** Exercise brief **
Please copy the records from the start through the line with "y-tick-label: 10 [40,488,55,502]", substituting "y-axis-tick-label" for every "y-tick-label" and keeping everything else the same.

[Stored data]
** START **

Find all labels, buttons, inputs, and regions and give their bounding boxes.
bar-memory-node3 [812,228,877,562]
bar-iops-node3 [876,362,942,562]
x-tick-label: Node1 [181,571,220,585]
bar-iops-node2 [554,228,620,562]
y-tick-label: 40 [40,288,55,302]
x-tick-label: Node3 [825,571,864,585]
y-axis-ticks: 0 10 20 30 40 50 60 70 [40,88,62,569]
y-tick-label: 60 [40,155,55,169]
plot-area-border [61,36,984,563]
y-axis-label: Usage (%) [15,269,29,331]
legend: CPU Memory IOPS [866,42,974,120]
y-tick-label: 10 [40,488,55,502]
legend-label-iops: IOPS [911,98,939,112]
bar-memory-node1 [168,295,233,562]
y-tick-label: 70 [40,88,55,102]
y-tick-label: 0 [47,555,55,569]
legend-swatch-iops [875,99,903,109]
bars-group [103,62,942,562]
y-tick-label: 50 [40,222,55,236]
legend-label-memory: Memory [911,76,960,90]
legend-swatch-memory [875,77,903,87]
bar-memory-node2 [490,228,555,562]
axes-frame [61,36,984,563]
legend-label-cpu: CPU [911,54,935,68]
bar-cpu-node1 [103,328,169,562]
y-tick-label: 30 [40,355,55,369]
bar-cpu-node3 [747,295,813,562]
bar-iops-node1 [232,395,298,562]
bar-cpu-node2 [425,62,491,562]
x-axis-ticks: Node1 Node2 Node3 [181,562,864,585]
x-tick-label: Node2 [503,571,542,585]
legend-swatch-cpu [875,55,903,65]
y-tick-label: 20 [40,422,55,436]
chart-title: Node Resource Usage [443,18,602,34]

** END **

** Answer to this task **
Find all labels, buttons, inputs, and regions and give their bounding boxes.
bar-memory-node3 [812,228,877,562]
bar-iops-node3 [876,362,942,562]
x-tick-label: Node1 [181,571,220,585]
bar-iops-node2 [554,228,620,562]
y-axis-tick-label: 40 [40,288,55,302]
x-tick-label: Node3 [825,571,864,585]
y-axis-ticks: 0 10 20 30 40 50 60 70 [40,88,62,569]
y-axis-tick-label: 60 [40,155,55,169]
plot-area-border [61,36,984,563]
y-axis-label: Usage (%) [15,269,29,331]
legend: CPU Memory IOPS [866,42,974,120]
y-axis-tick-label: 10 [40,488,55,502]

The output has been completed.